**Your objective**
Please answer from the excerpt below on local authority support under the IA 2016: what did the government add to the 2016 Act in response to local authorities' concerns about burden-shifting?

**Document text**
________________________

During the consultation process that preceded the IA 2016, local authorities expressed real concern about this burdenshifting. The government’s response was to add para 10A to the 2016 Act, which had not been in the bill as originally drafted. However, unless additional funding is provided to local authorities to implement the new para 10A regime (and I am not aware of any suggestion that it will be), it is difficult to see how this will address the concern. The financial pressure on local authorities will rise, meaning the impetus to refuse support where possible will increase alongside it. This pressure will be compounded by the right to rent restrictions, which make it much harder for those without immigration status to access accommodation in the private sector, forcing them to turn to social services.
The financial pressure on local authorities will rise, meaning the impetus to refuse support where possible will increase alongside it.

________________________

**Recorded data**
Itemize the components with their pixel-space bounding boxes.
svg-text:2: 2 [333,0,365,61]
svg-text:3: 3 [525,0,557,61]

________________________

**Result of the exercise**
Para 10A, which had not been in the bill as originally drafted.